-------- Dataset rows --------
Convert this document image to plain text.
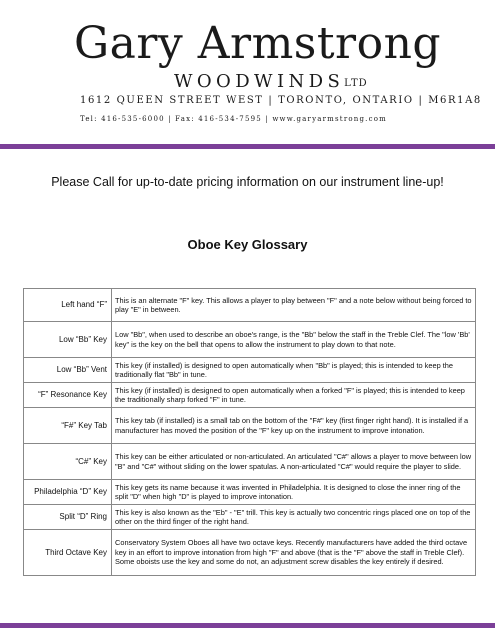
Gary Armstrong
$WOODWINDS^{LTD}$
1612 QUEEN STREET WEST | TORONTO, ONTARIO | M6R1A8
Tel: 416-535-6000 | Fax: 416-534-7595 | www.garyarmstrong.com
Please Call for up-to-date pricing information on our instrument line-up!
Oboe Key Glossary
Left hand “F”	This is an alternate "F" key. This allows a player to play between "F" and a note below without being forced to play "E" in between.
Low “Bb” Key	Low "Bb", when used to describe an oboe's range, is the "Bb" below the staff in the Treble Clef. The "low 'Bb' key" is the key on the bell that opens to allow the instrument to play down to that note.
Low “Bb” Vent	This key (if installed) is designed to open automatically when "Bb" is played; this is intended to keep the traditionally flat "Bb" in tune.
“F” Resonance Key	This key (if installed) is designed to open automatically when a forked "F" is played; this is intended to keep the traditionally sharp forked "F" in tune.
“F#” Key Tab	This key tab (if installed) is a small tab on the bottom of the "F#" key (first finger right hand). It is installed if a manufacturer has moved the position of the "F" key up on the instrument to improve intonation.
“C#” Key	This key can be either articulated or non-articulated. An articulated "C#" allows a player to move between low "B" and "C#" without sliding on the lower spatulas. A non-articulated "C#" would require the player to slide.
Philadelphia “D” Key	This key gets its name because it was invented in Philadelphia. It is designed to close the inner ring of the split "D" when high "D" is played to improve intonation.
Split “D” Ring	This key is also known as the "Eb" - "E" trill. This key is actually two concentric rings placed one on top of the other on the third finger of the right hand.
Third Octave Key	Conservatory System Oboes all have two octave keys. Recently manufacturers have added the third octave key in an effort to improve intonation from high "F" and above (that is the "F" above the staff in Treble Clef). Some oboists use the key and some do not, an adjustment screw disables the key entirely if desired.
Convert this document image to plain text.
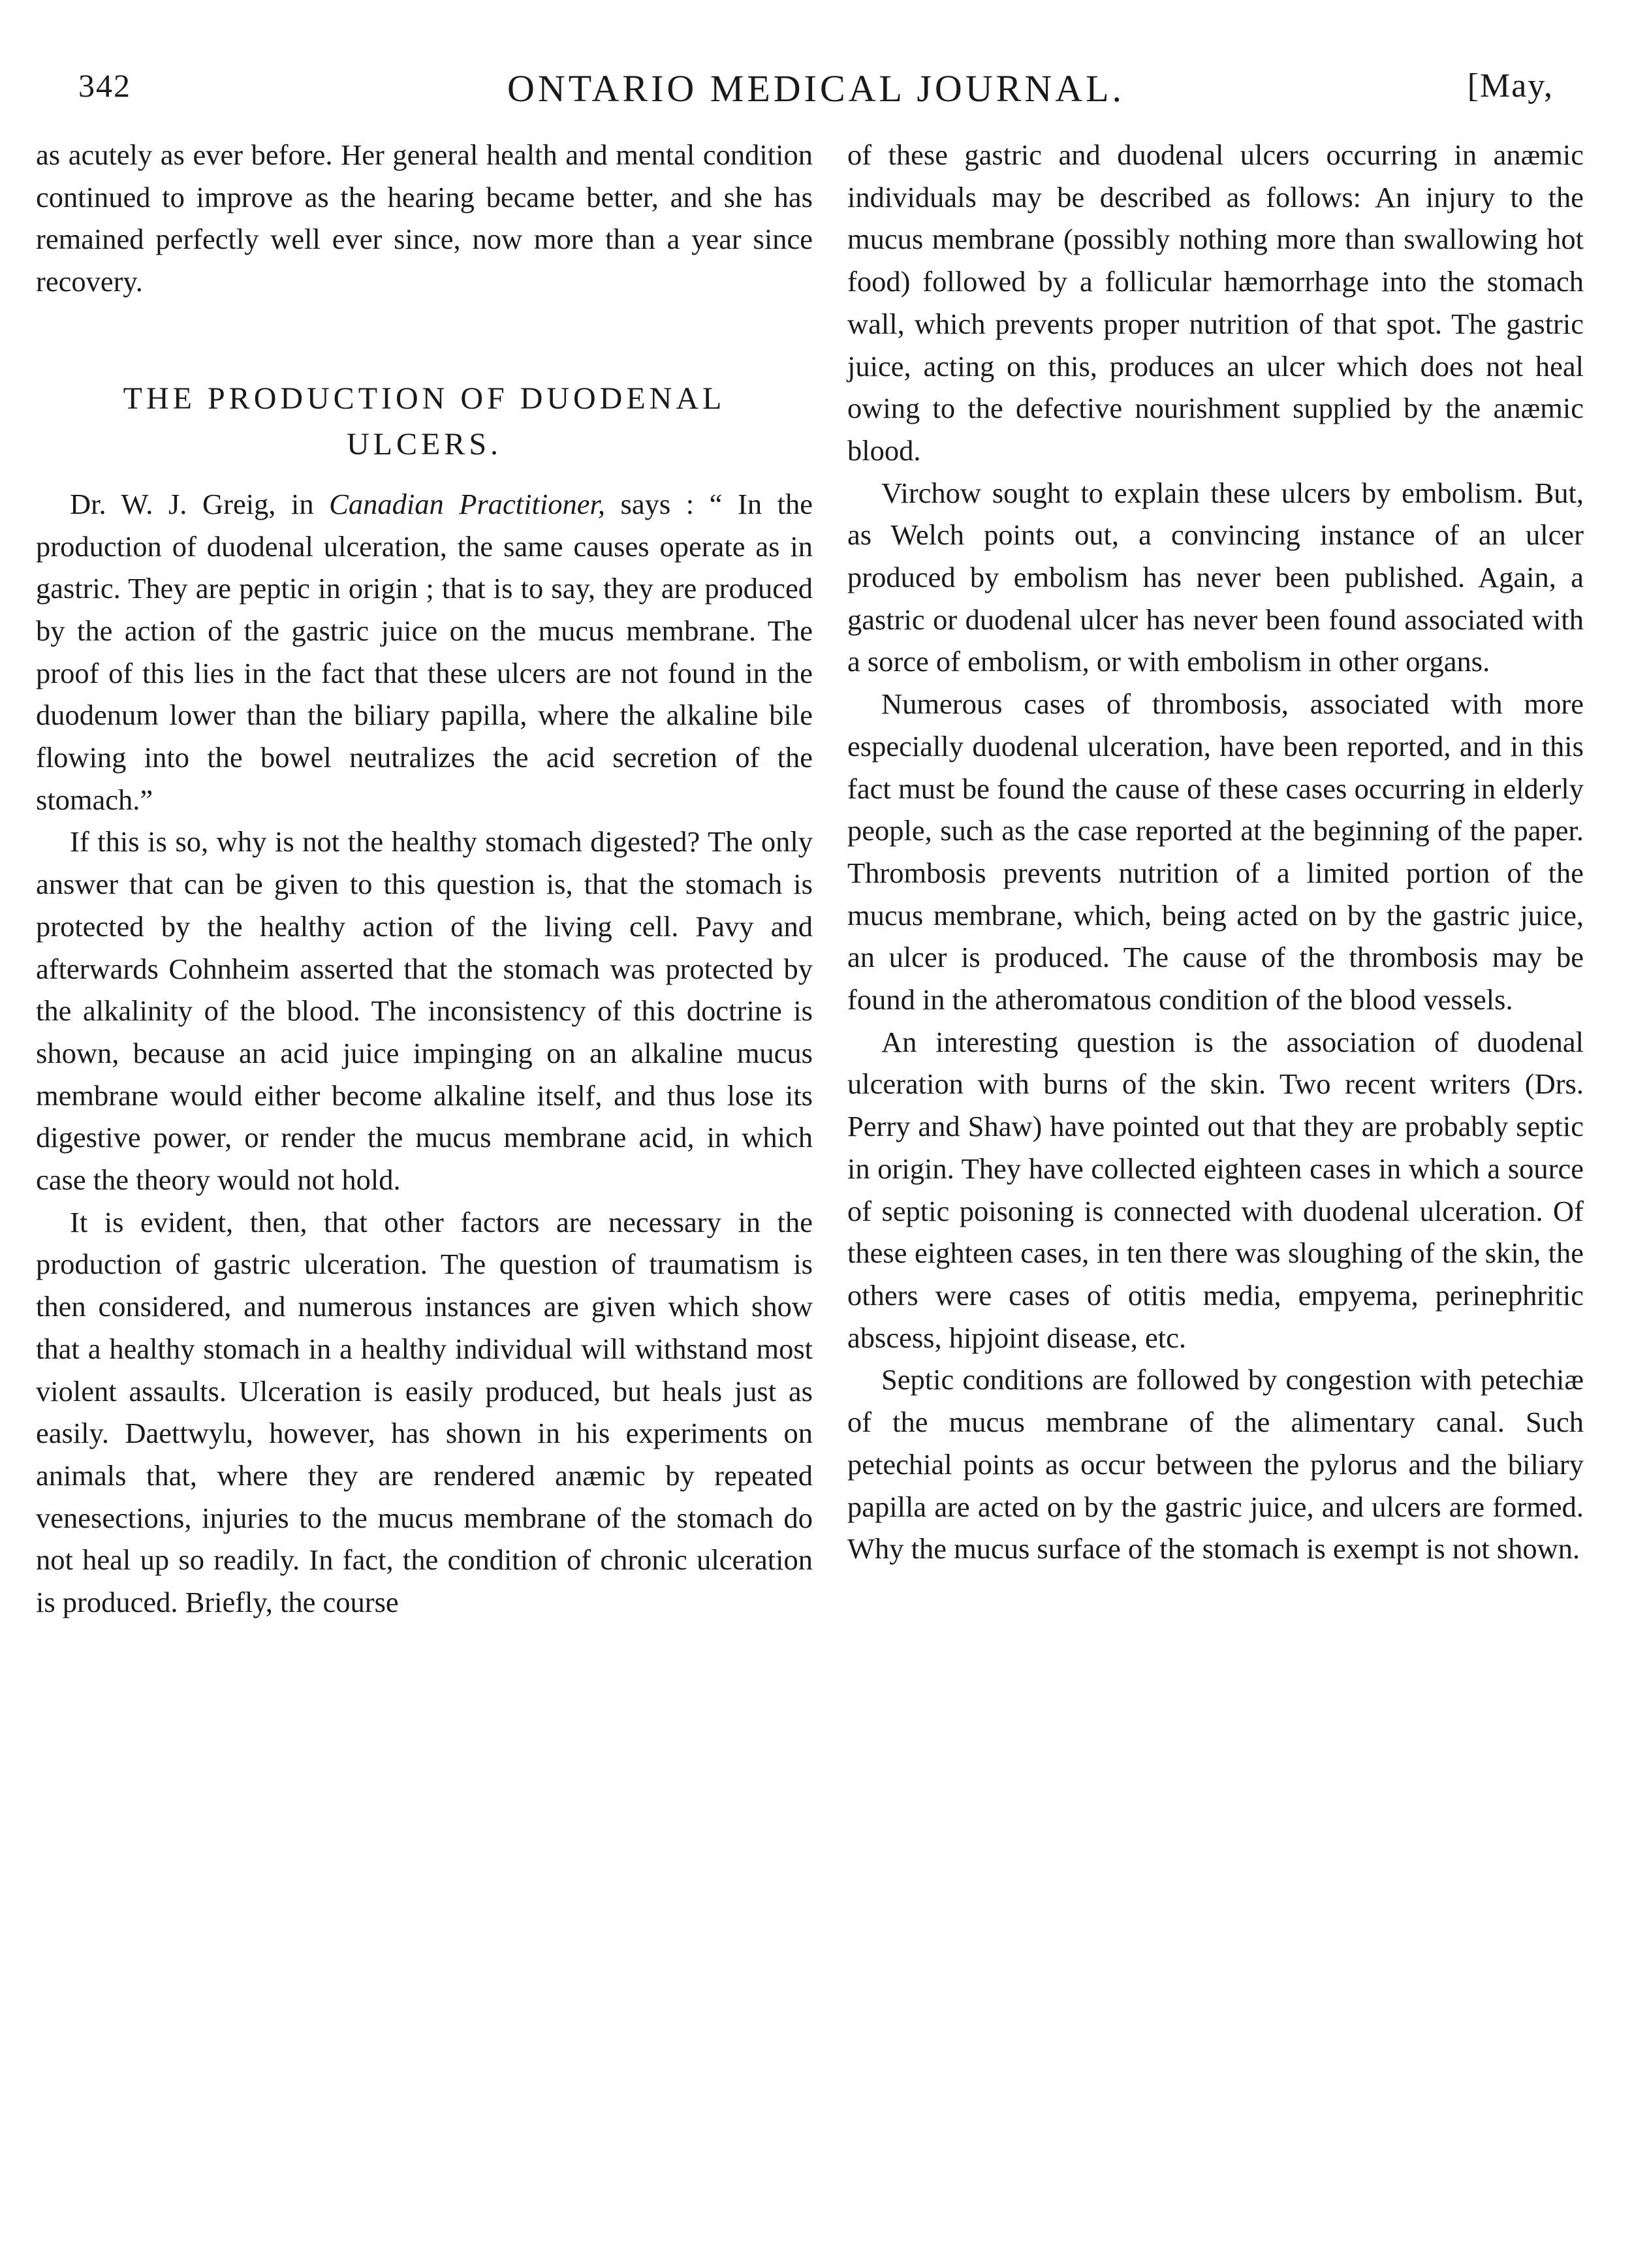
342	ONTARIO MEDICAL JOURNAL.	[May,

as acutely as ever before. Her general health and mental condition continued to improve as the hearing became better, and she has remained perfectly well ever since, now more than a year since recovery.

THE PRODUCTION OF DUODENAL
ULCERS.

Dr. W. J. Greig, in Canadian Practitioner, says : “ In the production of duodenal ulceration, the same causes operate as in gastric. They are peptic in origin ; that is to say, they are produced by the action of the gastric juice on the mucus membrane. The proof of this lies in the fact that these ulcers are not found in the duodenum lower than the biliary papilla, where the alkaline bile flowing into the bowel neutralizes the acid secretion of the stomach.”

If this is so, why is not the healthy stomach digested? The only answer that can be given to this question is, that the stomach is protected by the healthy action of the living cell. Pavy and afterwards Cohnheim asserted that the stomach was protected by the alkalinity of the blood. The inconsistency of this doctrine is shown, because an acid juice impinging on an alkaline mucus membrane would either become alkaline itself, and thus lose its digestive power, or render the mucus membrane acid, in which case the theory would not hold.

It is evident, then, that other factors are necessary in the production of gastric ulceration. The question of traumatism is then considered, and numerous instances are given which show that a healthy stomach in a healthy individual will withstand most violent assaults. Ulceration is easily produced, but heals just as easily. Daettwylu, however, has shown in his experiments on animals that, where they are rendered anæmic by repeated venesections, injuries to the mucus membrane of the stomach do not heal up so readily. In fact, the condition of chronic ulceration is produced. Briefly, the course

of these gastric and duodenal ulcers occurring in anæmic individuals may be described as follows: An injury to the mucus membrane (possibly nothing more than swallowing hot food) followed by a follicular hæmorrhage into the stomach wall, which prevents proper nutrition of that spot. The gastric juice, acting on this, produces an ulcer which does not heal owing to the defective nourishment supplied by the anæmic blood.

Virchow sought to explain these ulcers by embolism. But, as Welch points out, a convincing instance of an ulcer produced by embolism has never been published. Again, a gastric or duodenal ulcer has never been found associated with a sorce of embolism, or with embolism in other organs.

Numerous cases of thrombosis, associated with more especially duodenal ulceration, have been reported, and in this fact must be found the cause of these cases occurring in elderly people, such as the case reported at the beginning of the paper. Thrombosis prevents nutrition of a limited portion of the mucus membrane, which, being acted on by the gastric juice, an ulcer is produced. The cause of the thrombosis may be found in the atheromatous condition of the blood vessels.

An interesting question is the association of duodenal ulceration with burns of the skin. Two recent writers (Drs. Perry and Shaw) have pointed out that they are probably septic in origin. They have collected eighteen cases in which a source of septic poisoning is connected with duodenal ulceration. Of these eighteen cases, in ten there was sloughing of the skin, the others were cases of otitis media, empyema, perinephritic abscess, hipjoint disease, etc.

Septic conditions are followed by congestion with petechiæ of the mucus membrane of the alimentary canal. Such petechial points as occur between the pylorus and the biliary papilla are acted on by the gastric juice, and ulcers are formed. Why the mucus surface of the stomach is exempt is not shown.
--------
Task description> Return each line of the data that contains the string "ONTARIO".

Output>
1612 QUEEN STREET WEST | TORONTO, ONTARIO | M6R1A8
342	ONTARIO MEDICAL JOURNAL.	[May,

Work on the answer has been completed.